(Dataset items)
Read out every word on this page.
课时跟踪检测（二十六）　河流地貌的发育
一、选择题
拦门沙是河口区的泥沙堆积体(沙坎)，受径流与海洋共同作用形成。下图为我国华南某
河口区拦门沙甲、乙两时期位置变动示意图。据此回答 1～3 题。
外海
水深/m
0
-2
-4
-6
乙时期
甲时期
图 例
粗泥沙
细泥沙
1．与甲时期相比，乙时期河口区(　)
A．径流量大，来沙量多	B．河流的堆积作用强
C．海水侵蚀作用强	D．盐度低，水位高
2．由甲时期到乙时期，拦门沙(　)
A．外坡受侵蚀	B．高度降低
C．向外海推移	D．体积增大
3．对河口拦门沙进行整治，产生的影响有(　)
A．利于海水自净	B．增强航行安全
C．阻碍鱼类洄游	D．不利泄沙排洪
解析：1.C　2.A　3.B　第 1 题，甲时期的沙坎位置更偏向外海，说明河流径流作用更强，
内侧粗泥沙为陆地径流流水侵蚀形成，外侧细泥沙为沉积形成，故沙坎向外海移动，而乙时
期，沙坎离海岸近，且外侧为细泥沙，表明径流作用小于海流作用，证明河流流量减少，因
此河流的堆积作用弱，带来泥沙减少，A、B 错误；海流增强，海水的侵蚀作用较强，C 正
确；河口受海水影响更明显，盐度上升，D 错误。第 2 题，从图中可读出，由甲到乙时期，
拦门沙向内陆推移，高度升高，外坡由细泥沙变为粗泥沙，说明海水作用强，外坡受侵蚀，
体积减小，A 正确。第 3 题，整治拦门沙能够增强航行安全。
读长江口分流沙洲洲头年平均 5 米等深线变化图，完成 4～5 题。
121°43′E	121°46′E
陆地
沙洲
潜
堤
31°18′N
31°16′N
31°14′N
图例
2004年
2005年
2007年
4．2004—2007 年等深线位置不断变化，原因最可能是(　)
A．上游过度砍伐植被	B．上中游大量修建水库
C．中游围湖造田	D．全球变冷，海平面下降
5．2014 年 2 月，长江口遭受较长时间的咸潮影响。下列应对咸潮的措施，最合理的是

Aim of the exercise:
Every record above needs to be repeated word for word.

The reply:
Read out every word on this page.
课时跟踪检测（二十六）　河流地貌的发育
一、选择题
拦门沙是河口区的泥沙堆积体(沙坎)，受径流与海洋共同作用形成。下图为我国华南某
河口区拦门沙甲、乙两时期位置变动示意图。据此回答 1～3 题。
外海
水深/m
0
-2
-4
-6
乙时期
甲时期
图 例
粗泥沙
细泥沙
1．与甲时期相比，乙时期河口区(　)
A．径流量大，来沙量多	B．河流的堆积作用强
C．海水侵蚀作用强	D．盐度低，水位高
2．由甲时期到乙时期，拦门沙(　)
A．外坡受侵蚀	B．高度降低
C．向外海推移	D．体积增大
3．对河口拦门沙进行整治，产生的影响有(　)
A．利于海水自净	B．增强航行安全
C．阻碍鱼类洄游	D．不利泄沙排洪
解析：1.C　2.A　3.B　第 1 题，甲时期的沙坎位置更偏向外海，说明河流径流作用更强，
内侧粗泥沙为陆地径流流水侵蚀形成，外侧细泥沙为沉积形成，故沙坎向外海移动，而乙时
期，沙坎离海岸近，且外侧为细泥沙，表明径流作用小于海流作用，证明河流流量减少，因
此河流的堆积作用弱，带来泥沙减少，A、B 错误；海流增强，海水的侵蚀作用较强，C 正
确；河口受海水影响更明显，盐度上升，D 错误。第 2 题，从图中可读出，由甲到乙时期，
拦门沙向内陆推移，高度升高，外坡由细泥沙变为粗泥沙，说明海水作用强，外坡受侵蚀，
体积减小，A 正确。第 3 题，整治拦门沙能够增强航行安全。
读长江口分流沙洲洲头年平均 5 米等深线变化图，完成 4～5 题。
121°43′E	121°46′E
陆地
沙洲
潜
堤
31°18′N
31°16′N
31°14′N
图例
2004年
2005年
2007年
4．2004—2007 年等深线位置不断变化，原因最可能是(　)
A．上游过度砍伐植被	B．上中游大量修建水库
C．中游围湖造田	D．全球变冷，海平面下降
5．2014 年 2 月，长江口遭受较长时间的咸潮影响。下列应对咸潮的措施，最合理的是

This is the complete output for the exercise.